▸ Acción requerida 1
Según el texto sobre la diabetes, ¿hace cuánto tiempo llegó el diagnóstico de diabetes?
▸ Acción requerida 2
Reproduce del texto sobre la diabetes el fragmento que empieza en las palabras "La verdad no" y termina después de "vivir con diabetes.".

▸ Texto del ejercicio
Esta historia no es necesariamente original, ni única, ni novedosa en este moderno mundo, sino cada vez de lo más común para quienes alcanzamos la inactividad física y disponemos en abundancia de cualquier cantidad de comida a edades cada vez más tempranas. La conclusión de esta historia, común y poco original, fue el cada vez más común y poco original diagnóstico de diabetes que recibí hace siete años y diez meses.

Por ello y precisamente por ser como soy, entiendo a Juan Pablo y su por mi imaginada renuencia a cuidarse y escuchar consejo. Quién como yo que comí, bebí, abandoné el ejercicio y alcancé un enorme sobrepeso, vengo a ser el menos indicado para decirle que no haga aquello que yo me negué a dejar de hacer. Hoy soy diabético –con todos los problemas y complicaciones a la salud que ello implica-, además de las ahora cotidianas privaciones con las que tengo que vivir y que me exigen enorme fuerza de voluntad para mantenerme controlado ahora que ya es demasiado tarde para dar marcha atrás.

La verdad no se me ocurre consejo que darle a Juan Pablo. Lo único que se me ocurre es desearle que jamás se mire en este espejo y que nunca aprenda en propia experiencia, lo que significa vivir con diabetes.

domingo, 2 de septiembre de 2007

Con un poco de azúcar.


Con esas palabras comenzaba la versión al español de una de las canciones del famoso musical del cine Mary Poppins. La intención de la letra, por supuesto, era infundir ánimo en los oprimidos espíritus de los pequeños niños Banks, dando a entender que la vida, a pesar de ser difícil y a veces muy dura, puede ser endulzada al incorporar un poco de optimismo -azúcar en este caso-, y con ello hacer más llevaderos los momentos difíciles. Sin embargo y sin ánimo de amargar o desalentar el concepto, para quienes la opción de lo dulce nos queda restringida, va la reflexión de qué hacer, qué tomar o qué dietético caramelo podremos usar cuando la amargura de la vida nos alcanza.

▸ Datos registrados
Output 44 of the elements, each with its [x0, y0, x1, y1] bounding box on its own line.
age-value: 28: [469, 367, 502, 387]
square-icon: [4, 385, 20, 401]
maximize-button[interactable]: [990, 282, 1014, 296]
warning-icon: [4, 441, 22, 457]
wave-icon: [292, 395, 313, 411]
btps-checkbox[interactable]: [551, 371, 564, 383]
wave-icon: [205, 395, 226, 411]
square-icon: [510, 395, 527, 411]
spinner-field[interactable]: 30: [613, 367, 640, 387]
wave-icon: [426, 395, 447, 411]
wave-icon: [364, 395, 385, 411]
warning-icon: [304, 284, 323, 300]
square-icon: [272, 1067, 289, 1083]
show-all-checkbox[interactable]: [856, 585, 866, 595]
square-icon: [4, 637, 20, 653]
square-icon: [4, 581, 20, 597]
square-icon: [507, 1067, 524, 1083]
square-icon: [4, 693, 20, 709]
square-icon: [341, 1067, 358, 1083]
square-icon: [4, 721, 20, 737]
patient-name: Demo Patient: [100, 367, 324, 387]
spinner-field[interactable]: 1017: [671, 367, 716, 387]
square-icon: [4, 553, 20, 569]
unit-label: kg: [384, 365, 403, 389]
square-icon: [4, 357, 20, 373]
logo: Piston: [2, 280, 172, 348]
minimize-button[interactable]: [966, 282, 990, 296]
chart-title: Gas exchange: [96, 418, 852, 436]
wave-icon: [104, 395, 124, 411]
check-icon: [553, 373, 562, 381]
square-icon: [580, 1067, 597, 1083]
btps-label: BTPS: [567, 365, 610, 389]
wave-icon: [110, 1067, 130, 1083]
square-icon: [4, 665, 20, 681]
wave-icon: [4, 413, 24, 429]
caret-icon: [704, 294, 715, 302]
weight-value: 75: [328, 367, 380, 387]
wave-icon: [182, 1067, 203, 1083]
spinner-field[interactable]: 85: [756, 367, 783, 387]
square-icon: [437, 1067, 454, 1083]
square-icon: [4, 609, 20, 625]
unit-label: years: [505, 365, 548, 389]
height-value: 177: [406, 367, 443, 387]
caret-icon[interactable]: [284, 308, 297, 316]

▸ Espacio de respuesta 1
Hace siete años y diez meses.

▸ Espacio de respuesta 2
La verdad no se me ocurre consejo que darle a Juan Pablo. Lo único que se me ocurre es desearle que jamás se mire en este espejo y que nunca aprenda en propia experiencia, lo que significa vivir con diabetes.